■ Excerpted records
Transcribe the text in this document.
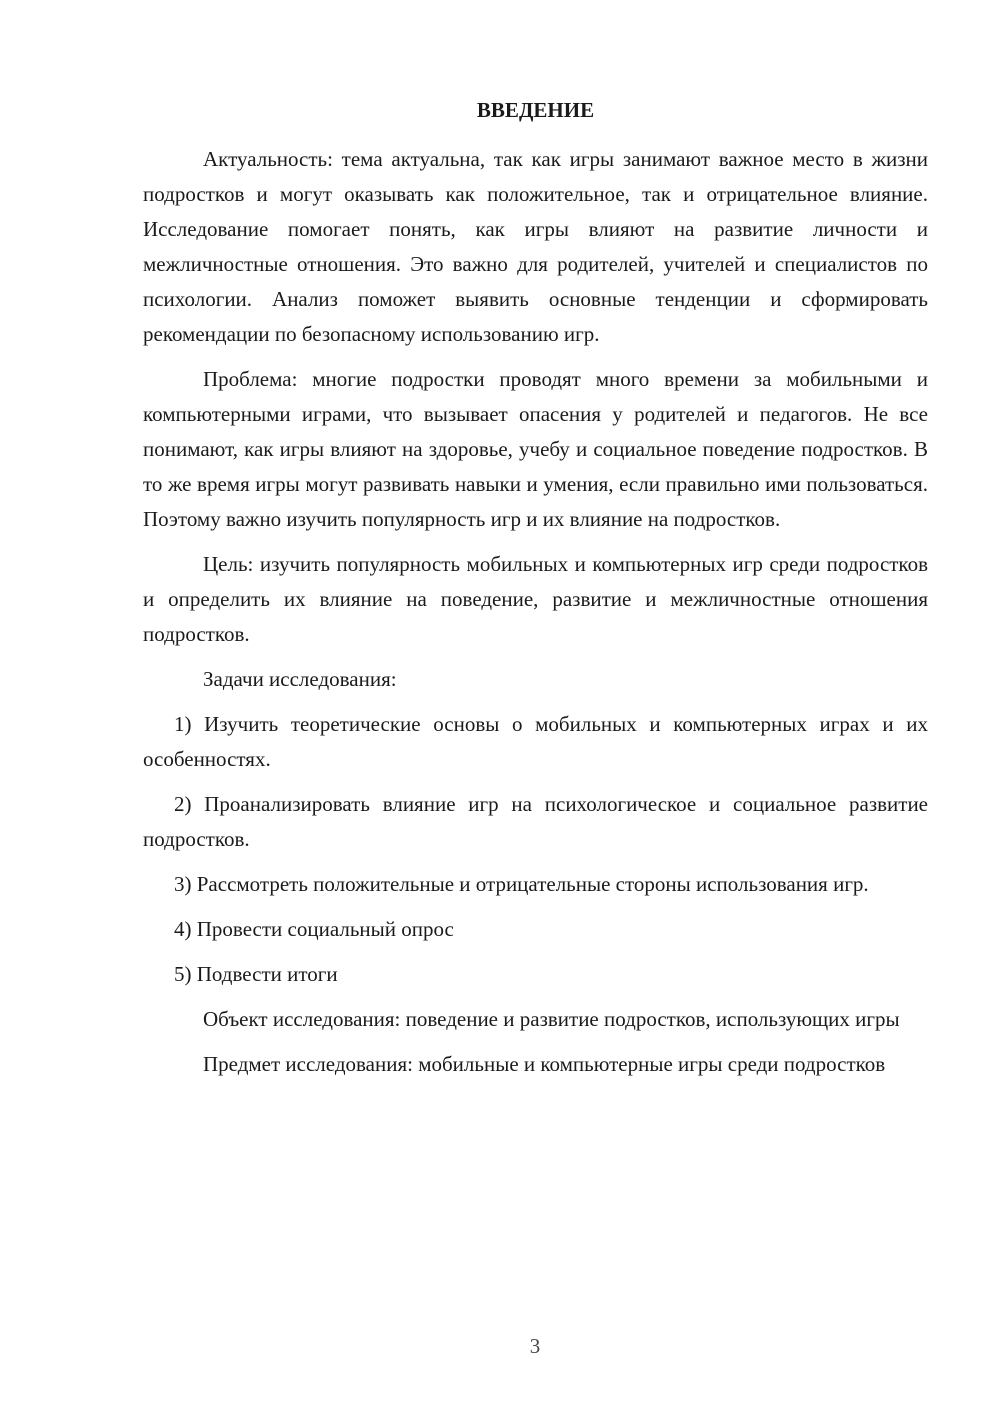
ВВЕДЕНИЕ

Актуальность: тема актуальна, так как игры занимают важное место в жизни подростков и могут оказывать как положительное, так и отрицательное влияние. Исследование помогает понять, как игры влияют на развитие личности и межличностные отношения. Это важно для родителей, учителей и специалистов по психологии. Анализ поможет выявить основные тенденции и сформировать рекомендации по безопасному использованию игр.

Проблема: многие подростки проводят много времени за мобильными и компьютерными играми, что вызывает опасения у родителей и педагогов. Не все понимают, как игры влияют на здоровье, учебу и социальное поведение подростков. В то же время игры могут развивать навыки и умения, если правильно ими пользоваться. Поэтому важно изучить популярность игр и их влияние на подростков.

Цель: изучить популярность мобильных и компьютерных игр среди подростков и определить их влияние на поведение, развитие и межличностные отношения подростков.

Задачи исследования:

1) Изучить теоретические основы о мобильных и компьютерных играх и их особенностях.

2) Проанализировать влияние игр на психологическое и социальное развитие подростков.

3) Рассмотреть положительные и отрицательные стороны использования игр.

4) Провести социальный опрос

5) Подвести итоги

Объект исследования: поведение и развитие подростков, использующих игры

Предмет исследования: мобильные и компьютерные игры среди подростков

3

■ Goal
Locate all lines that include the word "компьютерных" and copy them out.

■ Final answer
Цель: изучить популярность мобильных и компьютерных игр среди подростков и определить их влияние на поведение, развитие и межличностные отношения подростков.
1) Изучить теоретические основы о мобильных и компьютерных играх и их особенностях.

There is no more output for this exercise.